Task goal: From the listing below, work out how many lines contain "heading". Reply with that number only.
-- BEGIN Input rows --
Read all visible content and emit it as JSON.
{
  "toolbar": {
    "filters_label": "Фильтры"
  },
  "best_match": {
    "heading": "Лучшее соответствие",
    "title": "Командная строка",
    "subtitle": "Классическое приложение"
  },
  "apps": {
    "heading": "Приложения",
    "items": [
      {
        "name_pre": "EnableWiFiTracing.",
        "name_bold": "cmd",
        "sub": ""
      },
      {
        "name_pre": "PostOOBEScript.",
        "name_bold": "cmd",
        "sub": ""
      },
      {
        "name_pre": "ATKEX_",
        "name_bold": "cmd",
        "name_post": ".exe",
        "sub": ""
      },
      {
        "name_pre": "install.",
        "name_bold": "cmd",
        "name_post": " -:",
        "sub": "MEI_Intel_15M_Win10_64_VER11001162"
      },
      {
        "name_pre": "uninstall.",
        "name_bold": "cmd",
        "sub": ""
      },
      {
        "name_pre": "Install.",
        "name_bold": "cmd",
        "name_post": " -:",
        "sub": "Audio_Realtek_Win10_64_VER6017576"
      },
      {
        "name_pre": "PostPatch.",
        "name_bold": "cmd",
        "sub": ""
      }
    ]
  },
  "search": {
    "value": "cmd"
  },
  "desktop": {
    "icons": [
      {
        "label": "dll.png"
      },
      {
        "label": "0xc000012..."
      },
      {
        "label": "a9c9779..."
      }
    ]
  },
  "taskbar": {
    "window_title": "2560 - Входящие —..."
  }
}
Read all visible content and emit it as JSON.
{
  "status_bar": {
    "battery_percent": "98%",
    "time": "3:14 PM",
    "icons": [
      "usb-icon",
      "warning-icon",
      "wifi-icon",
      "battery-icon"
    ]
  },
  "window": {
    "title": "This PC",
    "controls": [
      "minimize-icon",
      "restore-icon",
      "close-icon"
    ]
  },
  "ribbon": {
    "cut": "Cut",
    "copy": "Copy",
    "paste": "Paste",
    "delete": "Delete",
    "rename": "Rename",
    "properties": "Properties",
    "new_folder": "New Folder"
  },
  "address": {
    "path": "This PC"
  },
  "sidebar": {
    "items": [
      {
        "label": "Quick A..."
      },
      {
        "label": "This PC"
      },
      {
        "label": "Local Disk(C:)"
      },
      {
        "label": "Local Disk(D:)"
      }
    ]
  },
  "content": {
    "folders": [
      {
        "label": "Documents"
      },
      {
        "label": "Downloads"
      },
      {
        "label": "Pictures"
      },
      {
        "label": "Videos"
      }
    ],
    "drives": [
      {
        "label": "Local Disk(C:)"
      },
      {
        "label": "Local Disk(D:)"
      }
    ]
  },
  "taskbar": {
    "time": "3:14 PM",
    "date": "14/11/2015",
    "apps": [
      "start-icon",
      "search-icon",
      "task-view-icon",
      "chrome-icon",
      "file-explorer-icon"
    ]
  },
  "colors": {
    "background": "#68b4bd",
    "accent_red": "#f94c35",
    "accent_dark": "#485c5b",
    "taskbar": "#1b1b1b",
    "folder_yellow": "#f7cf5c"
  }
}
-- END Input rows --
The completed task: 2